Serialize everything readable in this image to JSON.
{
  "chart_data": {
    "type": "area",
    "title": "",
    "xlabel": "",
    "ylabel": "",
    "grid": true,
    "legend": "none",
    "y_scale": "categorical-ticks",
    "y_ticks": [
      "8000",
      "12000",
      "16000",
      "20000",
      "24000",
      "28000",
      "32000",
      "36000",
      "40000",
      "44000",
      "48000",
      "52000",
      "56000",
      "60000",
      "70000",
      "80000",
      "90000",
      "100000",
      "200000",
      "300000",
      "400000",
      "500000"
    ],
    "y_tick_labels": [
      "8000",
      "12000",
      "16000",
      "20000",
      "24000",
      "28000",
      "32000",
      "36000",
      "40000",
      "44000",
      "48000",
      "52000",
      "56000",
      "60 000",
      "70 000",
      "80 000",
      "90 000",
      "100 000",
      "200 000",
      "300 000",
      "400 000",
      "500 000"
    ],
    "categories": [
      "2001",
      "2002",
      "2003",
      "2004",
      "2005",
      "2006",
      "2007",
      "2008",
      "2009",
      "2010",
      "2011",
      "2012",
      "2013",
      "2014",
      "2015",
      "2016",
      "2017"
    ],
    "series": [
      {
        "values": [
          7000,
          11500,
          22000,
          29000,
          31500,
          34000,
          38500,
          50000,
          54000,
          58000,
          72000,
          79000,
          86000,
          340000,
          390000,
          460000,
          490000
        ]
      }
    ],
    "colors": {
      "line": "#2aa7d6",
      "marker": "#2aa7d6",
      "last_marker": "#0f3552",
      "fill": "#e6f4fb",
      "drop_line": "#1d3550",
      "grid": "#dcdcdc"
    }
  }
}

*WHAT YOU SHOULD DO*. Copy out each record, keeping every word as it is.

*COMPLETED TASK*.
Serialize everything readable in this image to JSON.
{
  "chart_data": {
    "type": "area",
    "title": "",
    "xlabel": "",
    "ylabel": "",
    "grid": true,
    "legend": "none",
    "y_scale": "categorical-ticks",
    "y_ticks": [
      "8000",
      "12000",
      "16000",
      "20000",
      "24000",
      "28000",
      "32000",
      "36000",
      "40000",
      "44000",
      "48000",
      "52000",
      "56000",
      "60000",
      "70000",
      "80000",
      "90000",
      "100000",
      "200000",
      "300000",
      "400000",
      "500000"
    ],
    "y_tick_labels": [
      "8000",
      "12000",
      "16000",
      "20000",
      "24000",
      "28000",
      "32000",
      "36000",
      "40000",
      "44000",
      "48000",
      "52000",
      "56000",
      "60 000",
      "70 000",
      "80 000",
      "90 000",
      "100 000",
      "200 000",
      "300 000",
      "400 000",
      "500 000"
    ],
    "categories": [
      "2001",
      "2002",
      "2003",
      "2004",
      "2005",
      "2006",
      "2007",
      "2008",
      "2009",
      "2010",
      "2011",
      "2012",
      "2013",
      "2014",
      "2015",
      "2016",
      "2017"
    ],
    "series": [
      {
        "values": [
          7000,
          11500,
          22000,
          29000,
          31500,
          34000,
          38500,
          50000,
          54000,
          58000,
          72000,
          79000,
          86000,
          340000,
          390000,
          460000,
          490000
        ]
      }
    ],
    "colors": {
      "line": "#2aa7d6",
      "marker": "#2aa7d6",
      "last_marker": "#0f3552",
      "fill": "#e6f4fb",
      "drop_line": "#1d3550",
      "grid": "#dcdcdc"
    }
  }
}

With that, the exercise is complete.